• [Aim] Please put every line of the records below into a JSON list of strings, with one string for each line and blank lines left out.

*** Record excerpts

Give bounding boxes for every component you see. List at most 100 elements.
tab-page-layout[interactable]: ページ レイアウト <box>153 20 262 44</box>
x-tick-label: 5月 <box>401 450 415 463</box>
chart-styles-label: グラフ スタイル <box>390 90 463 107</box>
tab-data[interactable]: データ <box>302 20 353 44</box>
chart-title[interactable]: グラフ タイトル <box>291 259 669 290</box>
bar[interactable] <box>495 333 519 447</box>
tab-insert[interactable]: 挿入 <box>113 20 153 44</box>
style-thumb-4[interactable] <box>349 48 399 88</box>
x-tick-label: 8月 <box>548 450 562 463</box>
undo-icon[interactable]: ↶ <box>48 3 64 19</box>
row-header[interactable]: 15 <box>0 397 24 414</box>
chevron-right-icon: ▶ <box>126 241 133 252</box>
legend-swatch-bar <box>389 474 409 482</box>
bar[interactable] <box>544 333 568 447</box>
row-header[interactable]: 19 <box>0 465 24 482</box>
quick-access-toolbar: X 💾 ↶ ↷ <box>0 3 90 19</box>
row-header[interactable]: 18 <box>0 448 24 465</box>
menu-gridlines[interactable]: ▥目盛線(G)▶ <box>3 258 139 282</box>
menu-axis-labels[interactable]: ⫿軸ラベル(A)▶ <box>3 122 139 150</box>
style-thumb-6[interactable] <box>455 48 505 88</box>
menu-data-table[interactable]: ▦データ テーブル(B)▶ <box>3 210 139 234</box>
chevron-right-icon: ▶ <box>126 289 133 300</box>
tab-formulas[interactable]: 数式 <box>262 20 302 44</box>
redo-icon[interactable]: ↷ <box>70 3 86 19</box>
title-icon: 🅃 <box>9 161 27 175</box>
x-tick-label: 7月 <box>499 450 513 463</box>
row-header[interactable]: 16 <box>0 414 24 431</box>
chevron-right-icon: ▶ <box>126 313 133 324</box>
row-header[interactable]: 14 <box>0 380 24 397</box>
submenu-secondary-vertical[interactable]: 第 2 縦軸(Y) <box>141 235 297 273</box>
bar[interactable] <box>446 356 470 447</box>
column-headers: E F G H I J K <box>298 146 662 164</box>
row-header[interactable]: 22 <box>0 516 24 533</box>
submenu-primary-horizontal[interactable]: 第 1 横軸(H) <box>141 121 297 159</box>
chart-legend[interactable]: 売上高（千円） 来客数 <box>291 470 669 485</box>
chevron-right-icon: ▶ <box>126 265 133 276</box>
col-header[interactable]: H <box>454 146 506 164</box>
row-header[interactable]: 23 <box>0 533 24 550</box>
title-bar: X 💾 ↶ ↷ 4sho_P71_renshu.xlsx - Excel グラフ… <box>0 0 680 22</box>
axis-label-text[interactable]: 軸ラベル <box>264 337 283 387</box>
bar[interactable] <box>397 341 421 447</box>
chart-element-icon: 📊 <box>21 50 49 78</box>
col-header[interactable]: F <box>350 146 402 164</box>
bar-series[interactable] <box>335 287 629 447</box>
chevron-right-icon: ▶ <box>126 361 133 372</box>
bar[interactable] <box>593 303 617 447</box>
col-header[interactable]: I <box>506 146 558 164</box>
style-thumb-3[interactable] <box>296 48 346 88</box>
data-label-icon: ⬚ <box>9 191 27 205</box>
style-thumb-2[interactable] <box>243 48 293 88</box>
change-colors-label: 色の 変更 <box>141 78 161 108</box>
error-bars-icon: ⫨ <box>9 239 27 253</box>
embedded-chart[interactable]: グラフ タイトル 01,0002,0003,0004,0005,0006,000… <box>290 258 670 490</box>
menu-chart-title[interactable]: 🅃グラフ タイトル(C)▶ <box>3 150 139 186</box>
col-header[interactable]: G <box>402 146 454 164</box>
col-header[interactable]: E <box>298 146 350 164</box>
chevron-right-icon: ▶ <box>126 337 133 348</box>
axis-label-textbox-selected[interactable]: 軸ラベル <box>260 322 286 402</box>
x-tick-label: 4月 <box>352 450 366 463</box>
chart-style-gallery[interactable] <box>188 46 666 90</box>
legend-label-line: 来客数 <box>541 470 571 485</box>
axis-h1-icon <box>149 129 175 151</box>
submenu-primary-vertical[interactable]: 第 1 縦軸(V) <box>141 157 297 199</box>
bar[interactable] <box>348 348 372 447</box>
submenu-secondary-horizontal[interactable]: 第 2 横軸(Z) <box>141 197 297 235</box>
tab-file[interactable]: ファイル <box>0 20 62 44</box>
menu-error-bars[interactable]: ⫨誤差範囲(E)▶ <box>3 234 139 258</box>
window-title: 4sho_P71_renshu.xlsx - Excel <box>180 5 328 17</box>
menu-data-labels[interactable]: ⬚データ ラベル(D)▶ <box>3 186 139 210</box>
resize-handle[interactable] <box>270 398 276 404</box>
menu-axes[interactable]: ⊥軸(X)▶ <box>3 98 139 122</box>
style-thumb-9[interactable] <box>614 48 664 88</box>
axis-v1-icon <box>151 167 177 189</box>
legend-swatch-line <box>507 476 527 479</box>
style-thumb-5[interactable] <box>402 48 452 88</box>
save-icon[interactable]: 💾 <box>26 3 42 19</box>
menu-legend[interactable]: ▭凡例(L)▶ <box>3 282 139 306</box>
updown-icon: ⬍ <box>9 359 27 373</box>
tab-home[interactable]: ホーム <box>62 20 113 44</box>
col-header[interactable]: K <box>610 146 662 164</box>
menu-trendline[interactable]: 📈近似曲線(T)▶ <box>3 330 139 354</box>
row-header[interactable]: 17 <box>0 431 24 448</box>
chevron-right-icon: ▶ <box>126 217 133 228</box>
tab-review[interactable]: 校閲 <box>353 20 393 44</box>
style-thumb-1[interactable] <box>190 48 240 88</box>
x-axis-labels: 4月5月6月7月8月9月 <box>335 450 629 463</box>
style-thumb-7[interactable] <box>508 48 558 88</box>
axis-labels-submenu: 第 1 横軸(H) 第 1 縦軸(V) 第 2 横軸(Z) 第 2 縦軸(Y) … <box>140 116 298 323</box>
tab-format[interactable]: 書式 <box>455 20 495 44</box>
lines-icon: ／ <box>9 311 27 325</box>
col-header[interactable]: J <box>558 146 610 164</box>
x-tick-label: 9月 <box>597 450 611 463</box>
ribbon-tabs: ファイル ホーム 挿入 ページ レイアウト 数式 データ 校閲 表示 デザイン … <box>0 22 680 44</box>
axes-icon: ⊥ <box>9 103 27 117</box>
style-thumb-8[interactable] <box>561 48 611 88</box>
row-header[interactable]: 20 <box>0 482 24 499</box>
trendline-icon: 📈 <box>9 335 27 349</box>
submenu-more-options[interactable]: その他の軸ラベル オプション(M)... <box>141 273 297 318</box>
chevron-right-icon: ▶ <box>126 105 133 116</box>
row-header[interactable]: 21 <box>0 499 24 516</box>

******

• [Written answer]
[
  "Give bounding boxes for every component you see. List at most 100 elements.",
  "tab-page-layout[interactable]: ページ レイアウト <box>153 20 262 44</box>",
  "x-tick-label: 5月 <box>401 450 415 463</box>",
  "chart-styles-label: グラフ スタイル <box>390 90 463 107</box>",
  "tab-data[interactable]: データ <box>302 20 353 44</box>",
  "chart-title[interactable]: グラフ タイトル <box>291 259 669 290</box>",
  "bar[interactable] <box>495 333 519 447</box>",
  "tab-insert[interactable]: 挿入 <box>113 20 153 44</box>",
  "style-thumb-4[interactable] <box>349 48 399 88</box>",
  "x-tick-label: 8月 <box>548 450 562 463</box>",
  "undo-icon[interactable]: ↶ <box>48 3 64 19</box>",
  "row-header[interactable]: 15 <box>0 397 24 414</box>",
  "chevron-right-icon: ▶ <box>126 241 133 252</box>",
  "legend-swatch-bar <box>389 474 409 482</box>",
  "bar[interactable] <box>544 333 568 447</box>",
  "row-header[interactable]: 19 <box>0 465 24 482</box>",
  "quick-access-toolbar: X 💾 ↶ ↷ <box>0 3 90 19</box>",
  "row-header[interactable]: 18 <box>0 448 24 465</box>",
  "menu-gridlines[interactable]: ▥目盛線(G)▶ <box>3 258 139 282</box>",
  "menu-axis-labels[interactable]: ⫿軸ラベル(A)▶ <box>3 122 139 150</box>",
  "style-thumb-6[interactable] <box>455 48 505 88</box>",
  "menu-data-table[interactable]: ▦データ テーブル(B)▶ <box>3 210 139 234</box>",
  "chevron-right-icon: ▶ <box>126 289 133 300</box>",
  "tab-formulas[interactable]: 数式 <box>262 20 302 44</box>",
  "redo-icon[interactable]: ↷ <box>70 3 86 19</box>",
  "title-icon: 🅃 <box>9 161 27 175</box>",
  "x-tick-label: 7月 <box>499 450 513 463</box>",
  "row-header[interactable]: 16 <box>0 414 24 431</box>",
  "chevron-right-icon: ▶ <box>126 313 133 324</box>",
  "row-header[interactable]: 14 <box>0 380 24 397</box>",
  "submenu-secondary-vertical[interactable]: 第 2 縦軸(Y) <box>141 235 297 273</box>",
  "bar[interactable] <box>446 356 470 447</box>",
  "column-headers: E F G H I J K <box>298 146 662 164</box>",
  "row-header[interactable]: 22 <box>0 516 24 533</box>",
  "submenu-primary-horizontal[interactable]: 第 1 横軸(H) <box>141 121 297 159</box>",
  "chart-legend[interactable]: 売上高（千円） 来客数 <box>291 470 669 485</box>",
  "chevron-right-icon: ▶ <box>126 265 133 276</box>",
  "col-header[interactable]: H <box>454 146 506 164</box>",
  "row-header[interactable]: 23 <box>0 533 24 550</box>",
  "title-bar: X 💾 ↶ ↷ 4sho_P71_renshu.xlsx - Excel グラフ… <box>0 0 680 22</box>",
  "axis-label-text[interactable]: 軸ラベル <box>264 337 283 387</box>",
  "bar[interactable] <box>397 341 421 447</box>",
  "chart-element-icon: 📊 <box>21 50 49 78</box>",
  "col-header[interactable]: F <box>350 146 402 164</box>",
  "bar-series[interactable] <box>335 287 629 447</box>",
  "chevron-right-icon: ▶ <box>126 361 133 372</box>",
  "bar[interactable] <box>593 303 617 447</box>",
  "col-header[interactable]: I <box>506 146 558 164</box>",
  "style-thumb-3[interactable] <box>296 48 346 88</box>",
  "data-label-icon: ⬚ <box>9 191 27 205</box>",
  "style-thumb-2[interactable] <box>243 48 293 88</box>",
  "change-colors-label: 色の 変更 <box>141 78 161 108</box>",
  "error-bars-icon: ⫨ <box>9 239 27 253</box>",
  "embedded-chart[interactable]: グラフ タイトル 01,0002,0003,0004,0005,0006,000… <box>290 258 670 490</box>",
  "menu-chart-title[interactable]: 🅃グラフ タイトル(C)▶ <box>3 150 139 186</box>",
  "col-header[interactable]: G <box>402 146 454 164</box>",
  "col-header[interactable]: E <box>298 146 350 164</box>",
  "chevron-right-icon: ▶ <box>126 337 133 348</box>",
  "axis-label-textbox-selected[interactable]: 軸ラベル <box>260 322 286 402</box>",
  "x-tick-label: 4月 <box>352 450 366 463</box>",
  "chart-style-gallery[interactable] <box>188 46 666 90</box>",
  "legend-label-line: 来客数 <box>541 470 571 485</box>",
  "axis-h1-icon <box>149 129 175 151</box>",
  "submenu-primary-vertical[interactable]: 第 1 縦軸(V) <box>141 157 297 199</box>",
  "bar[interactable] <box>348 348 372 447</box>",
  "submenu-secondary-horizontal[interactable]: 第 2 横軸(Z) <box>141 197 297 235</box>",
  "tab-file[interactable]: ファイル <box>0 20 62 44</box>",
  "menu-error-bars[interactable]: ⫨誤差範囲(E)▶ <box>3 234 139 258</box>",
  "window-title: 4sho_P71_renshu.xlsx - Excel <box>180 5 328 17</box>",
  "menu-data-labels[interactable]: ⬚データ ラベル(D)▶ <box>3 186 139 210</box>",
  "resize-handle[interactable] <box>270 398 276 404</box>",
  "menu-axes[interactable]: ⊥軸(X)▶ <box>3 98 139 122</box>",
  "style-thumb-9[interactable] <box>614 48 664 88</box>",
  "axis-v1-icon <box>151 167 177 189</box>",
  "legend-swatch-line <box>507 476 527 479</box>",
  "style-thumb-5[interactable] <box>402 48 452 88</box>",
  "save-icon[interactable]: 💾 <box>26 3 42 19</box>",
  "menu-legend[interactable]: ▭凡例(L)▶ <box>3 282 139 306</box>",
  "updown-icon: ⬍ <box>9 359 27 373</box>",
  "tab-home[interactable]: ホーム <box>62 20 113 44</box>",
  "col-header[interactable]: K <box>610 146 662 164</box>",
  "menu-trendline[interactable]: 📈近似曲線(T)▶ <box>3 330 139 354</box>",
  "row-header[interactable]: 17 <box>0 431 24 448</box>",
  "chevron-right-icon: ▶ <box>126 217 133 228</box>",
  "tab-review[interactable]: 校閲 <box>353 20 393 44</box>",
  "style-thumb-1[interactable] <box>190 48 240 88</box>",
  "x-axis-labels: 4月5月6月7月8月9月 <box>335 450 629 463</box>",
  "style-thumb-7[interactable] <box>508 48 558 88</box>",
  "axis-labels-submenu: 第 1 横軸(H) 第 1 縦軸(V) 第 2 横軸(Z) 第 2 縦軸(Y) … <box>140 116 298 323</box>",
  "tab-format[interactable]: 書式 <box>455 20 495 44</box>",
  "lines-icon: ／ <box>9 311 27 325</box>",
  "col-header[interactable]: J <box>558 146 610 164</box>",
  "x-tick-label: 9月 <box>597 450 611 463</box>",
  "ribbon-tabs: ファイル ホーム 挿入 ページ レイアウト 数式 データ 校閲 表示 デザイン … <box>0 22 680 44</box>",
  "axes-icon: ⊥ <box>9 103 27 117</box>",
  "style-thumb-8[interactable] <box>561 48 611 88</box>",
  "row-header[interactable]: 20 <box>0 482 24 499</box>",
  "trendline-icon: 📈 <box>9 335 27 349</box>",
  "submenu-more-options[interactable]: その他の軸ラベル オプション(M)... <box>141 273 297 318</box>",
  "chevron-right-icon: ▶ <box>126 105 133 116</box>",
  "row-header[interactable]: 21 <box>0 499 24 516</box>"
]